#### Task instructions:
Extract all lines containing "crack".

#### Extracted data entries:

········

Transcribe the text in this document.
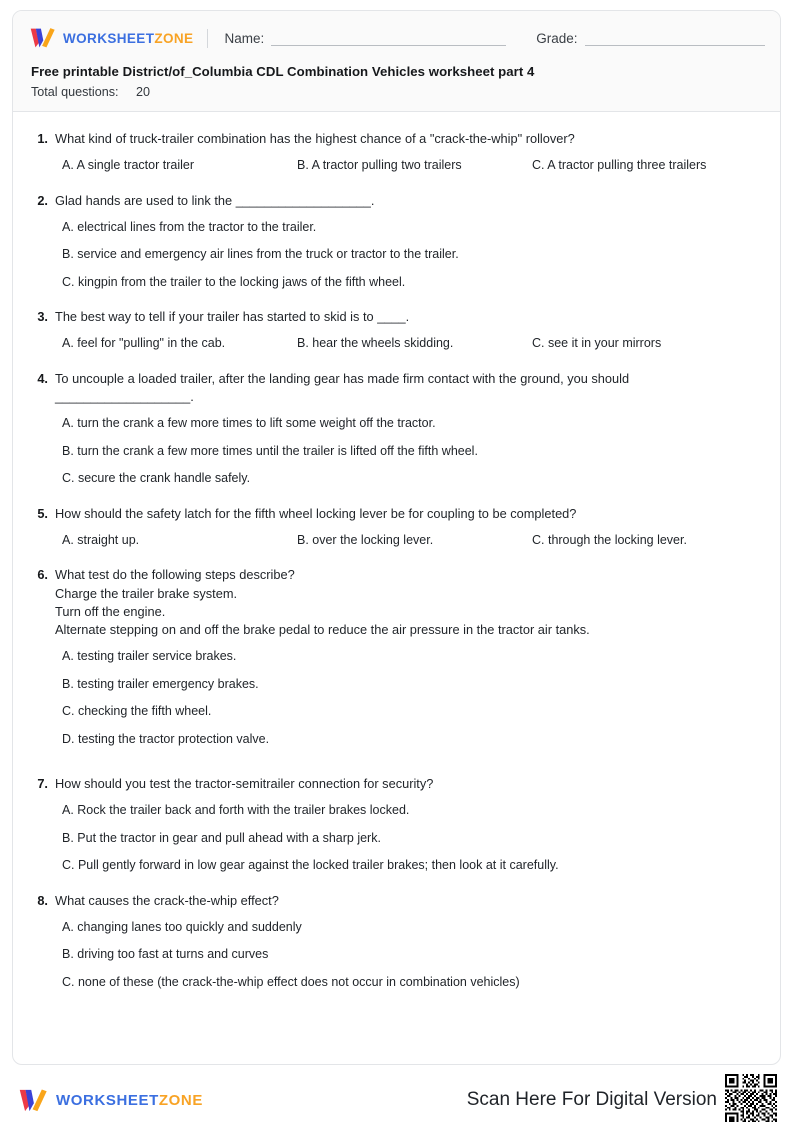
WORKSHEETZONE Name:	Grade:
Free printable District/of_Columbia CDL Combination Vehicles worksheet part 4
Total questions: 20
1. What kind of truck-trailer combination has the highest chance of a "crack-the-whip" rollover?
A. A single tractor trailer	B. A tractor pulling two trailers	C. A tractor pulling three trailers
2. Glad hands are used to link the ___________________.
A. electrical lines from the tractor to the trailer.
B. service and emergency air lines from the truck or tractor to the trailer.
C. kingpin from the trailer to the locking jaws of the fifth wheel.
3. The best way to tell if your trailer has started to skid is to ____.
A. feel for "pulling" in the cab.	B. hear the wheels skidding.	C. see it in your mirrors
4. To uncouple a loaded trailer, after the landing gear has made firm contact with the ground, you should ___________________.
A. turn the crank a few more times to lift some weight off the tractor.
B. turn the crank a few more times until the trailer is lifted off the fifth wheel.
C. secure the crank handle safely.
5. How should the safety latch for the fifth wheel locking lever be for coupling to be completed?
A. straight up.	B. over the locking lever.	C. through the locking lever.
6. What test do the following steps describe?
Charge the trailer brake system.
Turn off the engine.
Alternate stepping on and off the brake pedal to reduce the air pressure in the tractor air tanks.
A. testing trailer service brakes.
B. testing trailer emergency brakes.
C. checking the fifth wheel.
D. testing the tractor protection valve.
7. How should you test the tractor-semitrailer connection for security?
A. Rock the trailer back and forth with the trailer brakes locked.
B. Put the tractor in gear and pull ahead with a sharp jerk.
C. Pull gently forward in low gear against the locked trailer brakes; then look at it carefully.
8. What causes the crack-the-whip effect?
A. changing lanes too quickly and suddenly
B. driving too fast at turns and curves
C. none of these (the crack-the-whip effect does not occur in combination vehicles)
WORKSHEETZONE	Scan Here For Digital Version
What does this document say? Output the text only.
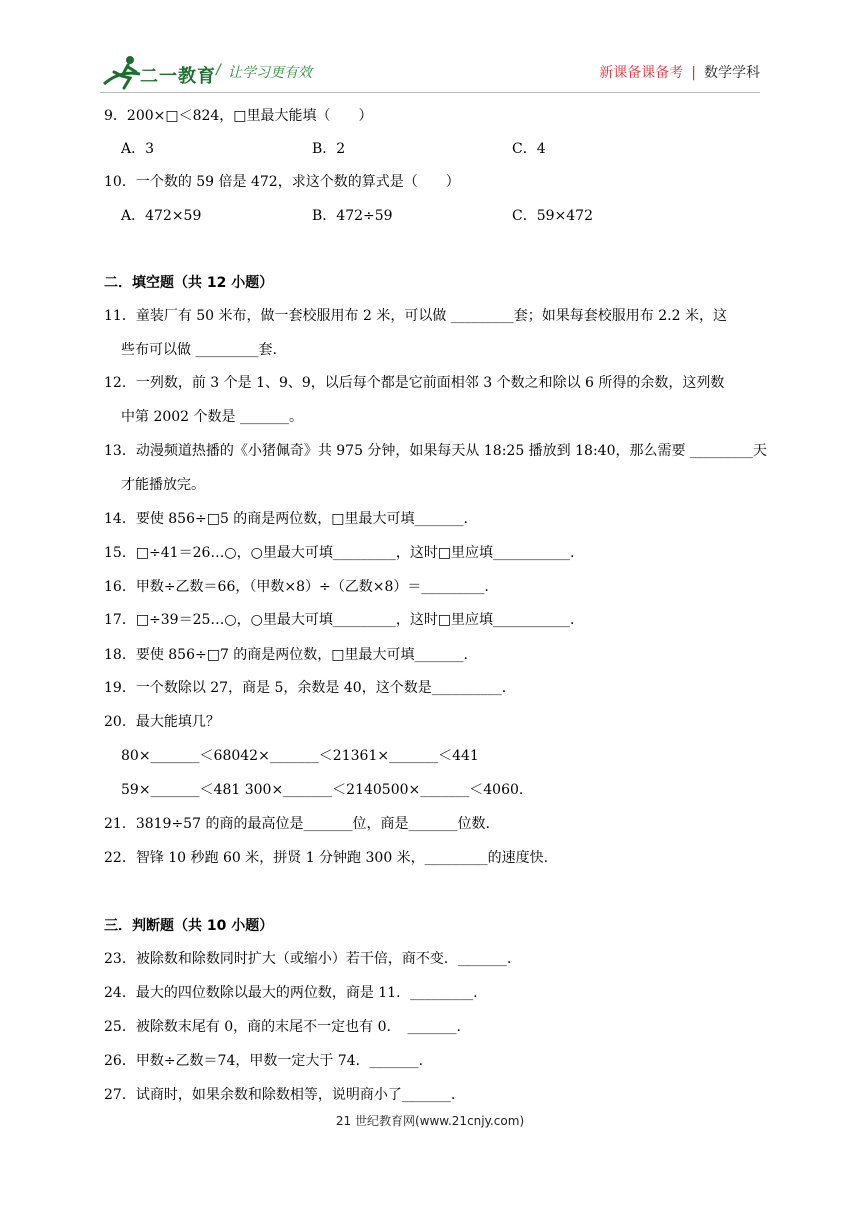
二一教育 / 让学习更有效	新课备课备考 | 数学学科
9．200×□＜824，□里最大能填（　　）
A．3	B．2	C．4
10．一个数的 59 倍是 472，求这个数的算式是（　　）
A．472×59	B．472÷59	C．59×472
二．填空题（共 12 小题）
11．童装厂有 50 米布，做一套校服用布 2 米，可以做 _________套；如果每套校服用布 2.2 米，这
些布可以做 _________套.
12．一列数，前 3 个是 1、9、9，以后每个都是它前面相邻 3 个数之和除以 6 所得的余数，这列数
中第 2002 个数是 _______。
13．动漫频道热播的《小猪佩奇》共 975 分钟，如果每天从 18:25 播放到 18:40，那么需要 _________天
才能播放完。
14．要使 856÷□5 的商是两位数，□里最大可填_______.
15．□÷41＝26…○，○里最大可填_________，这时□里应填___________.
16．甲数÷乙数＝66，（甲数×8）÷（乙数×8）＝_________.
17．□÷39＝25…○，○里最大可填_________，这时□里应填___________.
18．要使 856÷□7 的商是两位数，□里最大可填_______.
19．一个数除以 27，商是 5，余数是 40，这个数是__________.
20．最大能填几？
80×_______＜68042×_______＜21361×_______＜441
59×_______＜481 300×_______＜2140500×_______＜4060.
21．3819÷57 的商的最高位是_______位，商是_______位数.
22．智锋 10 秒跑 60 米，拼贤 1 分钟跑 300 米，_________的速度快.
三．判断题（共 10 小题）
23．被除数和除数同时扩大（或缩小）若干倍，商不变．_______.
24．最大的四位数除以最大的两位数，商是 11．_________.
25．被除数末尾有 0，商的末尾不一定也有 0．　_______.
26．甲数÷乙数＝74，甲数一定大于 74．_______.
27．试商时，如果余数和除数相等，说明商小了_______.
21 世纪教育网(www.21cnjy.com)
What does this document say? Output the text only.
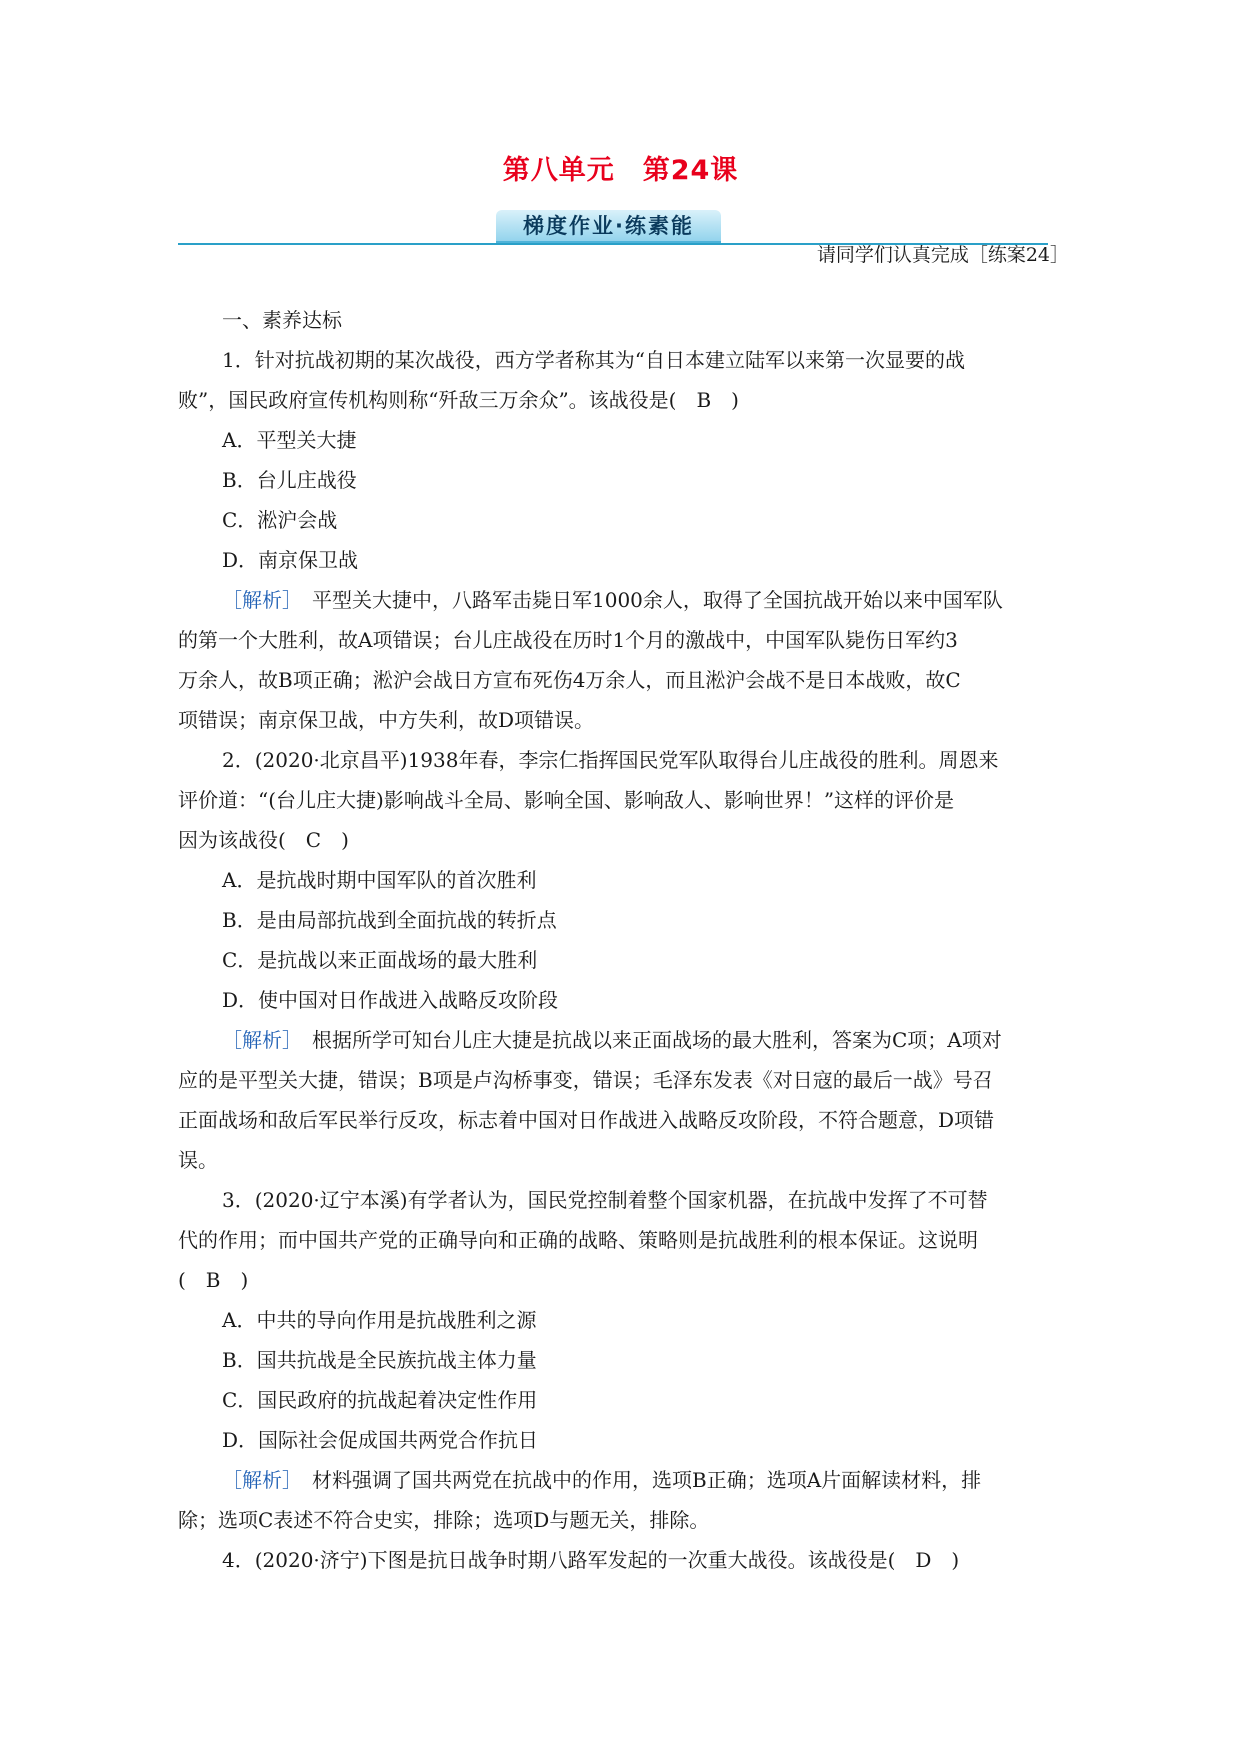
第八单元　第24课
梯度作业·练素能
请同学们认真完成［练案24］
一、素养达标
1．针对抗战初期的某次战役，西方学者称其为“自日本建立陆军以来第一次显要的战
败”，国民政府宣传机构则称“歼敌三万余众”。该战役是(　B　)
A．平型关大捷
B．台儿庄战役
C．淞沪会战
D．南京保卫战
［解析］　平型关大捷中，八路军击毙日军1000余人，取得了全国抗战开始以来中国军队
的第一个大胜利，故A项错误；台儿庄战役在历时1个月的激战中，中国军队毙伤日军约3
万余人，故B项正确；淞沪会战日方宣布死伤4万余人，而且淞沪会战不是日本战败，故C
项错误；南京保卫战，中方失利，故D项错误。
2．(2020·北京昌平)1938年春，李宗仁指挥国民党军队取得台儿庄战役的胜利。周恩来
评价道：“(台儿庄大捷)影响战斗全局、影响全国、影响敌人、影响世界！”这样的评价是
因为该战役(　C　)
A．是抗战时期中国军队的首次胜利
B．是由局部抗战到全面抗战的转折点
C．是抗战以来正面战场的最大胜利
D．使中国对日作战进入战略反攻阶段
［解析］　根据所学可知台儿庄大捷是抗战以来正面战场的最大胜利，答案为C项；A项对
应的是平型关大捷，错误；B项是卢沟桥事变，错误；毛泽东发表《对日寇的最后一战》号召
正面战场和敌后军民举行反攻，标志着中国对日作战进入战略反攻阶段，不符合题意，D项错
误。
3．(2020·辽宁本溪)有学者认为，国民党控制着整个国家机器，在抗战中发挥了不可替
代的作用；而中国共产党的正确导向和正确的战略、策略则是抗战胜利的根本保证。这说明
(　B　)
A．中共的导向作用是抗战胜利之源
B．国共抗战是全民族抗战主体力量
C．国民政府的抗战起着决定性作用
D．国际社会促成国共两党合作抗日
［解析］　材料强调了国共两党在抗战中的作用，选项B正确；选项A片面解读材料，排
除；选项C表述不符合史实，排除；选项D与题无关，排除。
4．(2020·济宁)下图是抗日战争时期八路军发起的一次重大战役。该战役是(　D　)
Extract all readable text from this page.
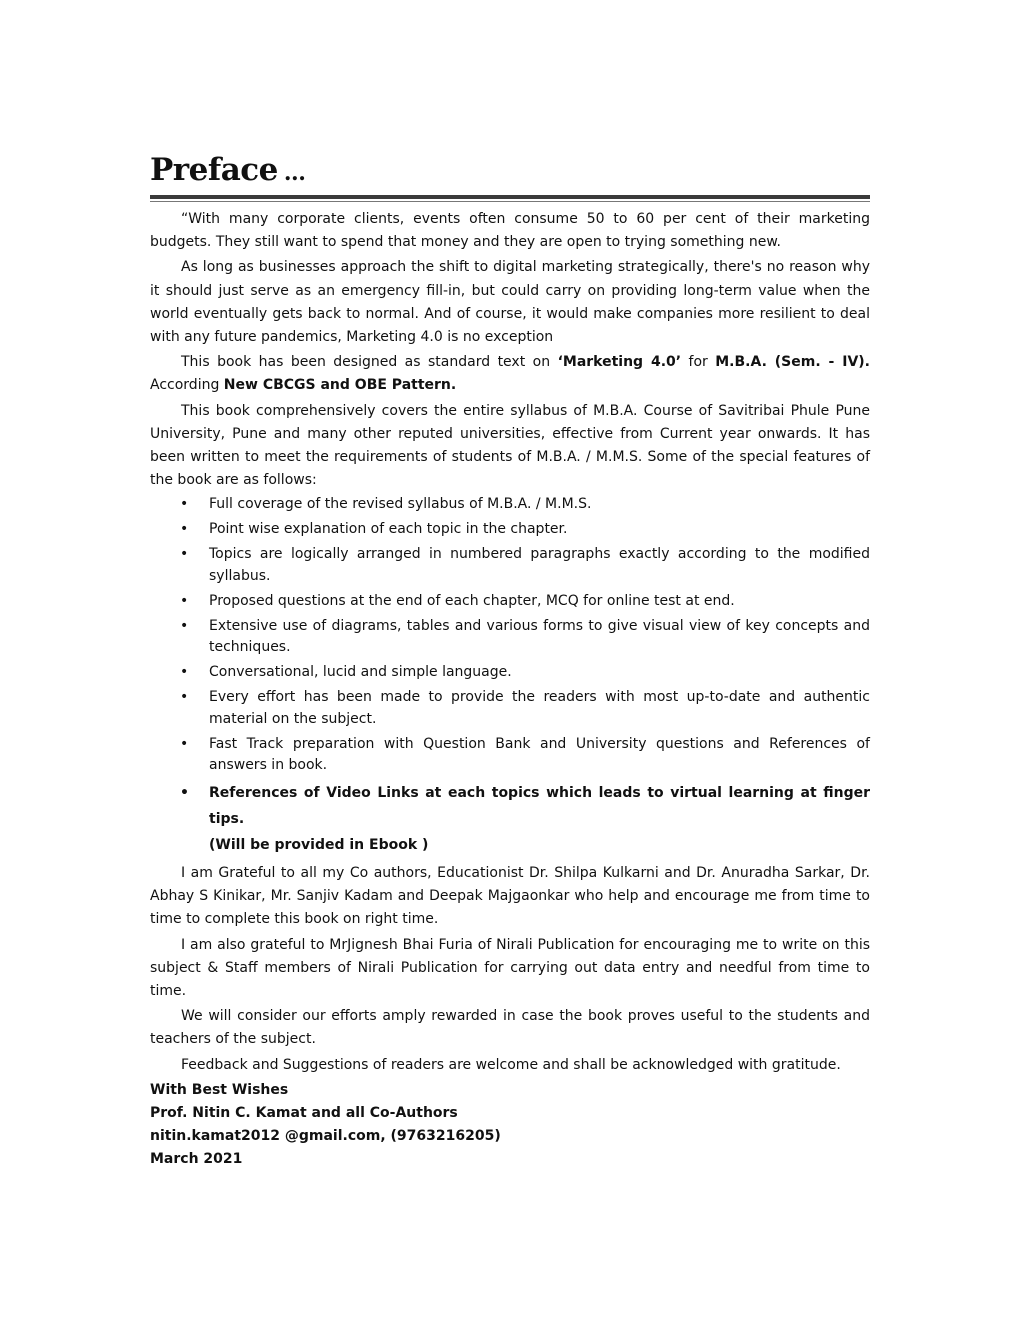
Preface ...

“With many corporate clients, events often consume 50 to 60 per cent of their marketing budgets. They still want to spend that money and they are open to trying something new.

As long as businesses approach the shift to digital marketing strategically, there's no reason why it should just serve as an emergency fill-in, but could carry on providing long-term value when the world eventually gets back to normal. And of course, it would make companies more resilient to deal with any future pandemics, Marketing 4.0 is no exception

This book has been designed as standard text on ‘Marketing 4.0’ for M.B.A. (Sem. - IV). According New CBCGS and OBE Pattern.

This book comprehensively covers the entire syllabus of M.B.A. Course of Savitribai Phule Pune University, Pune and many other reputed universities, effective from Current year onwards. It has been written to meet the requirements of students of M.B.A. / M.M.S. Some of the special features of the book are as follows:

• Full coverage of the revised syllabus of M.B.A. / M.M.S.
• Point wise explanation of each topic in the chapter.
• Topics are logically arranged in numbered paragraphs exactly according to the modified syllabus.
• Proposed questions at the end of each chapter, MCQ for online test at end.
• Extensive use of diagrams, tables and various forms to give visual view of key concepts and techniques.
• Conversational, lucid and simple language.
• Every effort has been made to provide the readers with most up-to-date and authentic material on the subject.
• Fast Track preparation with Question Bank and University questions and References of answers in book.
• References of Video Links at each topics which leads to virtual learning at finger tips.
(Will be provided in Ebook )

I am Grateful to all my Co authors, Educationist Dr. Shilpa Kulkarni and Dr. Anuradha Sarkar, Dr. Abhay S Kinikar, Mr. Sanjiv Kadam and Deepak Majgaonkar who help and encourage me from time to time to complete this book on right time.

I am also grateful to MrJignesh Bhai Furia of Nirali Publication for encouraging me to write on this subject & Staff members of Nirali Publication for carrying out data entry and needful from time to time.

We will consider our efforts amply rewarded in case the book proves useful to the students and teachers of the subject.

Feedback and Suggestions of readers are welcome and shall be acknowledged with gratitude.

With Best Wishes
Prof. Nitin C. Kamat and all Co-Authors
nitin.kamat2012 @gmail.com, (9763216205)
March 2021
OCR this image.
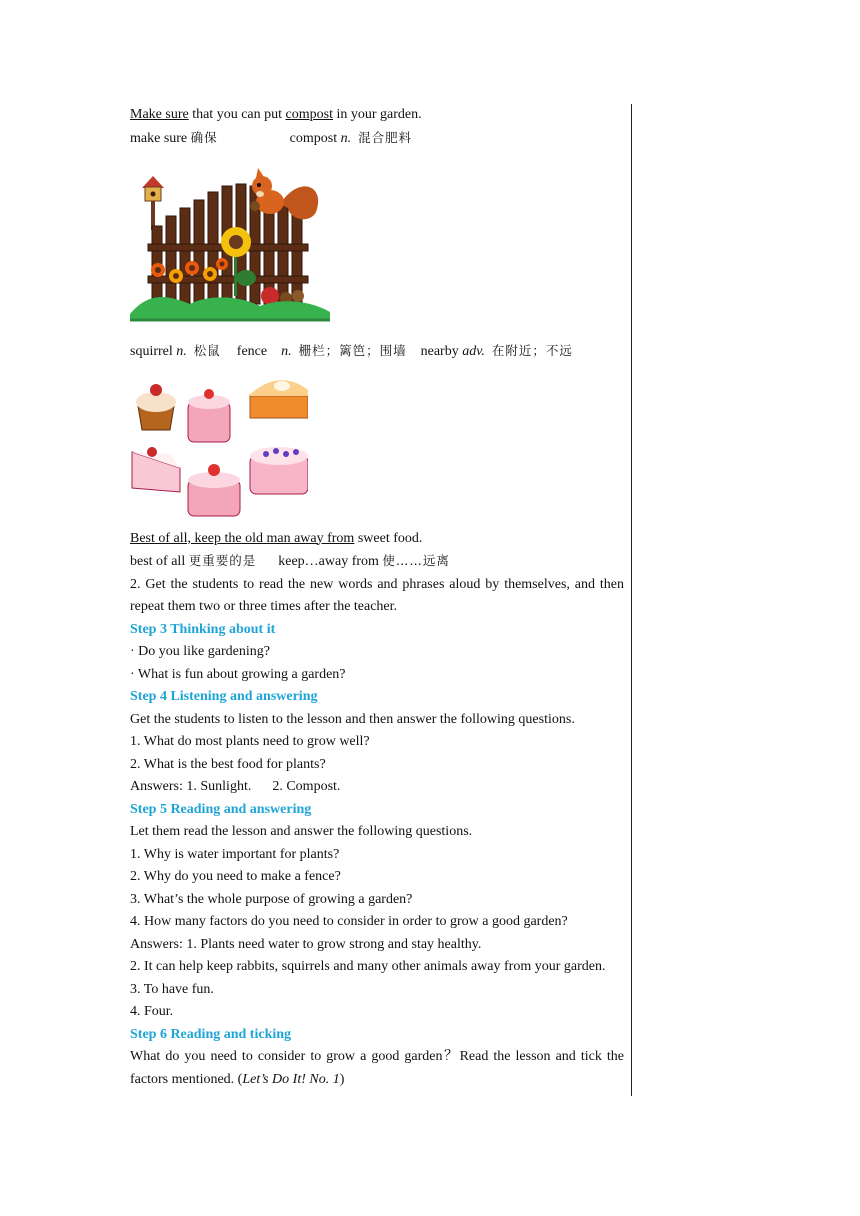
Make sure that you can put compost in your garden.
make sure 确保	compost n. 混合肥料
squirrel n. 松鼠 fence n. 栅栏；篱笆；围墙 nearby adv. 在附近；不远
Best of all, keep the old man away from sweet food.
best of all 更重要的是 keep…away from 使……远离
2. Get the students to read the new words and phrases aloud by themselves, and then repeat them two or three times after the teacher.
Step 3 Thinking about it
· Do you like gardening?
· What is fun about growing a garden?
Step 4 Listening and answering
Get the students to listen to the lesson and then answer the following questions.
1. What do most plants need to grow well?
2. What is the best food for plants?
Answers: 1. Sunlight.      2. Compost.
Step 5 Reading and answering
Let them read the lesson and answer the following questions.
1. Why is water important for plants?
2. Why do you need to make a fence?
3. What’s the whole purpose of growing a garden?
4. How many factors do you need to consider in order to grow a good garden?
Answers: 1. Plants need water to grow strong and stay healthy.
2. It can help keep rabbits, squirrels and many other animals away from your garden.
3. To have fun.
4. Four.
Step 6 Reading and ticking
What do you need to consider to grow a good garden？Read the lesson and tick the factors mentioned. (Let’s Do It! No. 1)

········

#### Output of the task:
1. What kind of truck-trailer combination has the highest chance of a "crack-the-whip" rollover?
8. What causes the crack-the-whip effect?
C. none of these (the crack-the-whip effect does not occur in combination vehicles)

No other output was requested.